:: DIRECTIONS ::
Each line in the entries below that holds the string "Вантажний" is to be listed.

:: DATA RECORDS ::
--------------------------------------------------

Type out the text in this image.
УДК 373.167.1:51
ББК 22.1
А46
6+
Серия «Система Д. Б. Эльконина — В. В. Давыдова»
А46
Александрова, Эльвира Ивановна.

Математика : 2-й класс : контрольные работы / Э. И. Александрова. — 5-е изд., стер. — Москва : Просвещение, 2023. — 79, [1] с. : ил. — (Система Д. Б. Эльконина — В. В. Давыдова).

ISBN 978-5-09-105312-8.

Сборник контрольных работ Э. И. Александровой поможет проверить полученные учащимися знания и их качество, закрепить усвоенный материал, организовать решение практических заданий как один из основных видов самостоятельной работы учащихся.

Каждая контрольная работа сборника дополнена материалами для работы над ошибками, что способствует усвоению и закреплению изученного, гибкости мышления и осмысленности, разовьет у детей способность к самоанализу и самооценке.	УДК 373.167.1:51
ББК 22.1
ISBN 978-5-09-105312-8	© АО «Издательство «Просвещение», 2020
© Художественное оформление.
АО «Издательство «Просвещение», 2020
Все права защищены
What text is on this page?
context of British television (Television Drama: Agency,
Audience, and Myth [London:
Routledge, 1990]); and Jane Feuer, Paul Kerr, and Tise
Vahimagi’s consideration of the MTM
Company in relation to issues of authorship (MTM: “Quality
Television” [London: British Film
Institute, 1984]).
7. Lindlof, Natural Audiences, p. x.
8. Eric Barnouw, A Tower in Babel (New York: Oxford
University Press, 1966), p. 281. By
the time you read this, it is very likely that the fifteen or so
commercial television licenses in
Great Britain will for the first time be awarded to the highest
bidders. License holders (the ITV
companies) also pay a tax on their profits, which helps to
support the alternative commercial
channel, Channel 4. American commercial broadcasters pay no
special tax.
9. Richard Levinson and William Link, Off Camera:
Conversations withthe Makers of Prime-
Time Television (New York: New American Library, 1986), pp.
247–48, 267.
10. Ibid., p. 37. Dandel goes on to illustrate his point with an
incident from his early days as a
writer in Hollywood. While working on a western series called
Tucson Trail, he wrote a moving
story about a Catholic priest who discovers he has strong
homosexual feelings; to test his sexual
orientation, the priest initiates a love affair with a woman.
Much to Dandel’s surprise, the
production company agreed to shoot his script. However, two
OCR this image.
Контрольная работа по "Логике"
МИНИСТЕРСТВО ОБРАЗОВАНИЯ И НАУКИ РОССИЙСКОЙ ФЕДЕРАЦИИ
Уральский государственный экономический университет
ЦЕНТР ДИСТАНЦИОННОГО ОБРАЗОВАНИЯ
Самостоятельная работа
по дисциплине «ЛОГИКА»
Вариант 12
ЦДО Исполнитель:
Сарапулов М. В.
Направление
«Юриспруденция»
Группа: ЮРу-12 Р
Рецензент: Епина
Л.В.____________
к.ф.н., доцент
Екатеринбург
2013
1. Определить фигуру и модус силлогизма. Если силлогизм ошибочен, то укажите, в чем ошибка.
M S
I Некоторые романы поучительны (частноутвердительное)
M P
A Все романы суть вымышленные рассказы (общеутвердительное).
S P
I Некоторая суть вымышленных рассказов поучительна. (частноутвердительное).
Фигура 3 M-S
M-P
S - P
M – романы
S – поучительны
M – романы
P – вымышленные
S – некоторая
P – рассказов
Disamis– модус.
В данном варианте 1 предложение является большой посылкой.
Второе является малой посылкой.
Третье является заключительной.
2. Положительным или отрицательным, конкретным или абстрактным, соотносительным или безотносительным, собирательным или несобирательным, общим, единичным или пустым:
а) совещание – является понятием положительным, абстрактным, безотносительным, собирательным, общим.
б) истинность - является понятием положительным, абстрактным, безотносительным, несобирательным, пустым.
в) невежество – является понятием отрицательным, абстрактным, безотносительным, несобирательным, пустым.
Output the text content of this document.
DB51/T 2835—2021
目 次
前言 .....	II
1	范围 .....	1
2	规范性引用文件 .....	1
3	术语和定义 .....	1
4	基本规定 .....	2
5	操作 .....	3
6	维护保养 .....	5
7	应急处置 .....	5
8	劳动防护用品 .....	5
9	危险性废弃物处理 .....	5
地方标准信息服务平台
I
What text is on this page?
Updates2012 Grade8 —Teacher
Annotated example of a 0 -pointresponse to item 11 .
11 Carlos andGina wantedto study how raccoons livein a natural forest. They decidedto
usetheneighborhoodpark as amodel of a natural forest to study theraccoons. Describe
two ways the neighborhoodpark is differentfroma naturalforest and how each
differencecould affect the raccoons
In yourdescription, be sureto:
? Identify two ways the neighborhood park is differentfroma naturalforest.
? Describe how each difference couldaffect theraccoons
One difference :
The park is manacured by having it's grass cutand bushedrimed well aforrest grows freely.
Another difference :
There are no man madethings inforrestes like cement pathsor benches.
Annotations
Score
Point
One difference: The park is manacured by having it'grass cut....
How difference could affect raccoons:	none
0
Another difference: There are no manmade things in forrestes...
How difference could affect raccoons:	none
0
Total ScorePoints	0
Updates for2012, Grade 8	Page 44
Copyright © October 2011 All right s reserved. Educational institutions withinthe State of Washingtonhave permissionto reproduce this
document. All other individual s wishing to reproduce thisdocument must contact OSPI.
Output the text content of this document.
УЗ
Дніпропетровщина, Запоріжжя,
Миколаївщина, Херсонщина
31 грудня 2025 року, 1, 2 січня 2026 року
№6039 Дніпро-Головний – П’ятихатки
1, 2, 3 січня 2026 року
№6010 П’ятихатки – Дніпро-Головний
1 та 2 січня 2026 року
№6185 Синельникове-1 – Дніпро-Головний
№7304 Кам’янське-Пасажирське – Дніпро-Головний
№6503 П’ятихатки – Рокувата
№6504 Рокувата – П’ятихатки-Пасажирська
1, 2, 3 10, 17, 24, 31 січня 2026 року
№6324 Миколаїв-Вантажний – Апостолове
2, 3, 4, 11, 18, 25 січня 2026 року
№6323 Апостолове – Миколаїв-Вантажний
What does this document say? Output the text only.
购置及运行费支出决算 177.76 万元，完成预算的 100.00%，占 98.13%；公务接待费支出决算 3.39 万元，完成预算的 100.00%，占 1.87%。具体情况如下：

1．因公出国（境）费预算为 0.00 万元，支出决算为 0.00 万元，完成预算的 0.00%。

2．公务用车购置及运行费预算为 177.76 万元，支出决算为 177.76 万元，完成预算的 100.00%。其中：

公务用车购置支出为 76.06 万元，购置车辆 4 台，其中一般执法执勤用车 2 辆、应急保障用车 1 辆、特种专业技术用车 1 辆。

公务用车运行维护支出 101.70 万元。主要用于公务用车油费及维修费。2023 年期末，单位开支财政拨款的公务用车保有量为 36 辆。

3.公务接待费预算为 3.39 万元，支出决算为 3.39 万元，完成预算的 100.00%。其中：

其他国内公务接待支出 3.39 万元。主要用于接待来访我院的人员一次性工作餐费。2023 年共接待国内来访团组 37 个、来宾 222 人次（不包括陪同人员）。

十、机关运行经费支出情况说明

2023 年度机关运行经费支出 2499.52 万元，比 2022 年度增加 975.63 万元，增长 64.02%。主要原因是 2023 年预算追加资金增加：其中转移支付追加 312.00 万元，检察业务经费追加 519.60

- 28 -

--------------------------------------------------

:: EXERCISE RESPONSE ::
№6324 Миколаїв-Вантажний – Апостолове
№6323 Апостолове – Миколаїв-Вантажний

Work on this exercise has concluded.